Within the data that follows, how many lines carry the string "checkbox"? Give the number alone.

==== Supplied data ====

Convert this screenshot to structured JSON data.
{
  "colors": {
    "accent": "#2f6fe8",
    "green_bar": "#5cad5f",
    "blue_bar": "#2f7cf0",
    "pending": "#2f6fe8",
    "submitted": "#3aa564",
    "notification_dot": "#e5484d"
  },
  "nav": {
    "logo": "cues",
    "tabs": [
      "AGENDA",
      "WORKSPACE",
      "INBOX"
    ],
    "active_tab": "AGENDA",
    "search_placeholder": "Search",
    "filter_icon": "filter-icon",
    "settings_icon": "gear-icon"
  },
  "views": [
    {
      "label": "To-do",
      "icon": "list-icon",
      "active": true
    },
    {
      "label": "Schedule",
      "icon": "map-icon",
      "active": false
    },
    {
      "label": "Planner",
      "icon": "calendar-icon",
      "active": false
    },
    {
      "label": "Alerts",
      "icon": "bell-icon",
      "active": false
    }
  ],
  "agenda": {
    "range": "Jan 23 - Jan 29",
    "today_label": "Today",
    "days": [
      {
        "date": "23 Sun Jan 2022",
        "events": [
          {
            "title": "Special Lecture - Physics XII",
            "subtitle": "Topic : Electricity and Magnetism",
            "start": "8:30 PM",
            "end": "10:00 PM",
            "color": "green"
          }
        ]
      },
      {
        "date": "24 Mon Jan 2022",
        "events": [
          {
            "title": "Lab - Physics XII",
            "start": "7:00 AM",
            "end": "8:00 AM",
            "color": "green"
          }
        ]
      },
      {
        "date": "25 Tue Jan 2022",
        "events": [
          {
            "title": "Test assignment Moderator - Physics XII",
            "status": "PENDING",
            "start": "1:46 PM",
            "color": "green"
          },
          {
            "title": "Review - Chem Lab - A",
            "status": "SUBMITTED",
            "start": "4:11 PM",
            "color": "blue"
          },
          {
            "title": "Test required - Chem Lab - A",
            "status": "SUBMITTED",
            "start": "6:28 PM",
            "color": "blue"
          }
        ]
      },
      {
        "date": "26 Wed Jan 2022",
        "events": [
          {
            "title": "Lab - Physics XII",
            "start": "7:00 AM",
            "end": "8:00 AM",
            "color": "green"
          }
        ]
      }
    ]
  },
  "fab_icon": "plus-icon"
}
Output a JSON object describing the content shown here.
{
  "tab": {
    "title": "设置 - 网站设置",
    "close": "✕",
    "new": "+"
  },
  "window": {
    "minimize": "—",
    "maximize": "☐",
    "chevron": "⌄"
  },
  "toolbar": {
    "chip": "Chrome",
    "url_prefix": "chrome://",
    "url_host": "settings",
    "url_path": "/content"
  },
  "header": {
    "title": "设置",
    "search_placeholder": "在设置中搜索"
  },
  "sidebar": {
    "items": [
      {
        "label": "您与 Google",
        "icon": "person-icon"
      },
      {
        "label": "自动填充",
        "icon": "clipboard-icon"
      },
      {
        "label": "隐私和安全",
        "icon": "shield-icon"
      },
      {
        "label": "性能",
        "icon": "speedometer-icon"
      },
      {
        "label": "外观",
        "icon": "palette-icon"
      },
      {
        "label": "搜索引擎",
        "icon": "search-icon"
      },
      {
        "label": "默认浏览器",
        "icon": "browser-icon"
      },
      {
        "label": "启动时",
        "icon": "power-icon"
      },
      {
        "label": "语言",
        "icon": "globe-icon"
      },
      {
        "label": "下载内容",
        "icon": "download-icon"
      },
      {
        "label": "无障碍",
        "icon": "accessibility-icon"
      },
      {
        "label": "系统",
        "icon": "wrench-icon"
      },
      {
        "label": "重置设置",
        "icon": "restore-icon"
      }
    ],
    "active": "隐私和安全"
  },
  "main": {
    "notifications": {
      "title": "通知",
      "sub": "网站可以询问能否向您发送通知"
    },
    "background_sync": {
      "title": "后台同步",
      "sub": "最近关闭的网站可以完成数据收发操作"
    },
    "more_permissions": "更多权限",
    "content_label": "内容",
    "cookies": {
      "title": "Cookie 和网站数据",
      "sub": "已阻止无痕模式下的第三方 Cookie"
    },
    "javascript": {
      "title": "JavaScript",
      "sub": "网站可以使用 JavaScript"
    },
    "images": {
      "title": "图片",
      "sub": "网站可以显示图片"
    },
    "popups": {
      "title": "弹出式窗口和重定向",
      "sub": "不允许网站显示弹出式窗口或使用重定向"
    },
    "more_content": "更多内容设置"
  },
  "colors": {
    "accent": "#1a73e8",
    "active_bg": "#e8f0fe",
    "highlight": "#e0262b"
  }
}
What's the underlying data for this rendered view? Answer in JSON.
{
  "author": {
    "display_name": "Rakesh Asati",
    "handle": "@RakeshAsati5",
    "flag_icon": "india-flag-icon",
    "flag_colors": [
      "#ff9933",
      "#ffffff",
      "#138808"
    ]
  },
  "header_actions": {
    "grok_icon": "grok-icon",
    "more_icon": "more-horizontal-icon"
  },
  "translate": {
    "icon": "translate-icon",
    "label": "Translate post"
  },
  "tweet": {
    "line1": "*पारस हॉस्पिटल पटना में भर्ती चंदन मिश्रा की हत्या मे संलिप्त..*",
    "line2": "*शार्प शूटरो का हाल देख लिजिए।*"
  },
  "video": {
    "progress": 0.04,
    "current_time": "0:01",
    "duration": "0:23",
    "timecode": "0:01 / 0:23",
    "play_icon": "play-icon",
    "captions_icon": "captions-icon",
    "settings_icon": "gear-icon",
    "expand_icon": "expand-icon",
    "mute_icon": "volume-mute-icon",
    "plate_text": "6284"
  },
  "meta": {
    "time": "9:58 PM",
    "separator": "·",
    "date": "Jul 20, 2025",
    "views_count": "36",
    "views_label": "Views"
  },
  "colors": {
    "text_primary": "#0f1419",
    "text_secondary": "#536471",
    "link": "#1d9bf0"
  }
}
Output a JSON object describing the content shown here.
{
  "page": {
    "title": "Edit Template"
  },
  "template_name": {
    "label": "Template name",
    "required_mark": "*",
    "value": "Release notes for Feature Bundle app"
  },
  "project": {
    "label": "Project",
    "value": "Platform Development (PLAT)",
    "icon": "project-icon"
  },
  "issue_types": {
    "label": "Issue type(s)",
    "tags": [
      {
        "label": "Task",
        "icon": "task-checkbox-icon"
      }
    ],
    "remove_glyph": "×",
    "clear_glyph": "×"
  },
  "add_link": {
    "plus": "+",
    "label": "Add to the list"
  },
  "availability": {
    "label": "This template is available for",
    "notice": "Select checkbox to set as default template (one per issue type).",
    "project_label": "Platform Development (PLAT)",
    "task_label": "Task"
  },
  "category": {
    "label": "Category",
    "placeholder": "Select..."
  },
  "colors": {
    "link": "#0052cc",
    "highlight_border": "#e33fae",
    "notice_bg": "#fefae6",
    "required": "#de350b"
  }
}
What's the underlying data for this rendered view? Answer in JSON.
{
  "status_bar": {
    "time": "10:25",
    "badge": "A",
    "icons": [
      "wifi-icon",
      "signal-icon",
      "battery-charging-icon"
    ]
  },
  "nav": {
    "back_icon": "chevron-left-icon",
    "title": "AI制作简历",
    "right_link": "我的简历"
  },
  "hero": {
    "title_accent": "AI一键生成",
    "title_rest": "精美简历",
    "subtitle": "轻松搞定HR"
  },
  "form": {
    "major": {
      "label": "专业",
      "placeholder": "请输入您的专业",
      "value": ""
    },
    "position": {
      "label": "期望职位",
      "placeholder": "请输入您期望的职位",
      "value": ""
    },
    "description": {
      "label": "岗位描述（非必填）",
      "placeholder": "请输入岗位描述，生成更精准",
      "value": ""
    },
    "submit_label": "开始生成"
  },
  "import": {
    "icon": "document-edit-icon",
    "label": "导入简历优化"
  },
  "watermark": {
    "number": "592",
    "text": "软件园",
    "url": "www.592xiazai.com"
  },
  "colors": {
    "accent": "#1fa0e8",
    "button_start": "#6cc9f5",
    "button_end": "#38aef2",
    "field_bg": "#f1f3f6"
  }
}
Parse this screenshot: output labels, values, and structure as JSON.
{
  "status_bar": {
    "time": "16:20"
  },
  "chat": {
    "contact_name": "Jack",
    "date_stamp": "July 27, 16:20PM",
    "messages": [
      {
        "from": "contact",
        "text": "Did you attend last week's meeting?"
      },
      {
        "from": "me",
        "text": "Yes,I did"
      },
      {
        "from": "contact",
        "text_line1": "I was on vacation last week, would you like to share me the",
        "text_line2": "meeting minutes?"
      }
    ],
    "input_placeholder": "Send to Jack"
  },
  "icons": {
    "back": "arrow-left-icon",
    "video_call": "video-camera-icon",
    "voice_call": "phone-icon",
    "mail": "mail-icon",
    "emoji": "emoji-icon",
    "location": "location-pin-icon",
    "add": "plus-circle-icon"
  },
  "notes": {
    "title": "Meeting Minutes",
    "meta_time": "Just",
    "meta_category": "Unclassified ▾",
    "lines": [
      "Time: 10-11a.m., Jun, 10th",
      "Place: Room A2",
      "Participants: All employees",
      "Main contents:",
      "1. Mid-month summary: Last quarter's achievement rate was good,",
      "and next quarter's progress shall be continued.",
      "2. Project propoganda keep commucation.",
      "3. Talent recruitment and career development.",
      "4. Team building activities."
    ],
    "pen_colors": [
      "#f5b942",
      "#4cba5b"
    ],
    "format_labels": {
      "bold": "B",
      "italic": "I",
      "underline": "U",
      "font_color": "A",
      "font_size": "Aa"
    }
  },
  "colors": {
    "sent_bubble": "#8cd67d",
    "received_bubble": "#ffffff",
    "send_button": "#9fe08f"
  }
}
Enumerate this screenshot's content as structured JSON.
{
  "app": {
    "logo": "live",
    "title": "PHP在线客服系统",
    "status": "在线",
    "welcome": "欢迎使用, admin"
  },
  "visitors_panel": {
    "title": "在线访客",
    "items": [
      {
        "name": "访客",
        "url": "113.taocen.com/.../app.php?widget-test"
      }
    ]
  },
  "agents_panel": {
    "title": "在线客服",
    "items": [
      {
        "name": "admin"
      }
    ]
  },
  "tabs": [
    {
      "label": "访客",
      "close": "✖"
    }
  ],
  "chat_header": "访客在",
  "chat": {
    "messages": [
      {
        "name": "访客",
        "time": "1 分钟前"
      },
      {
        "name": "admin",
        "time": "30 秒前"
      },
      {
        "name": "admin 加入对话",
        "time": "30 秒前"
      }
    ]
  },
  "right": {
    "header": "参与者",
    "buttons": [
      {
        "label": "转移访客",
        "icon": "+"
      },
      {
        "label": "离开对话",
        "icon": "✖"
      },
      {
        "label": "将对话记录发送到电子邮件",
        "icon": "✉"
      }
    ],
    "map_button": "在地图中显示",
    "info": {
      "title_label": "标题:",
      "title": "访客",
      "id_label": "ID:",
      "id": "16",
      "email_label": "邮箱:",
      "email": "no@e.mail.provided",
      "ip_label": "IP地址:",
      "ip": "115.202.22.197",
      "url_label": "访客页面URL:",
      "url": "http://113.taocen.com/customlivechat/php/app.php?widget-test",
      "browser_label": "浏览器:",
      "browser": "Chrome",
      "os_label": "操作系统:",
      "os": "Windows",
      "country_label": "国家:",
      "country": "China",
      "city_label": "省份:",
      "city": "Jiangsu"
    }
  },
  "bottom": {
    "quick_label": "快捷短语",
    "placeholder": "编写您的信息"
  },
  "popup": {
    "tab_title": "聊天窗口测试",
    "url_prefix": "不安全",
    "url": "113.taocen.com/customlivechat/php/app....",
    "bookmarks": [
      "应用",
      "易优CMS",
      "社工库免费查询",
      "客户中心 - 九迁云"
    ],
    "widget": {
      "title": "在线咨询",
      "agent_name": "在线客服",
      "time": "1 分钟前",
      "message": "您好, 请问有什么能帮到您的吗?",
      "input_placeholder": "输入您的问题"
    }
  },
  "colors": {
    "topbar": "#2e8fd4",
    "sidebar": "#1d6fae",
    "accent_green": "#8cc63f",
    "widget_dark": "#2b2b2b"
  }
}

====

Exercise output: 2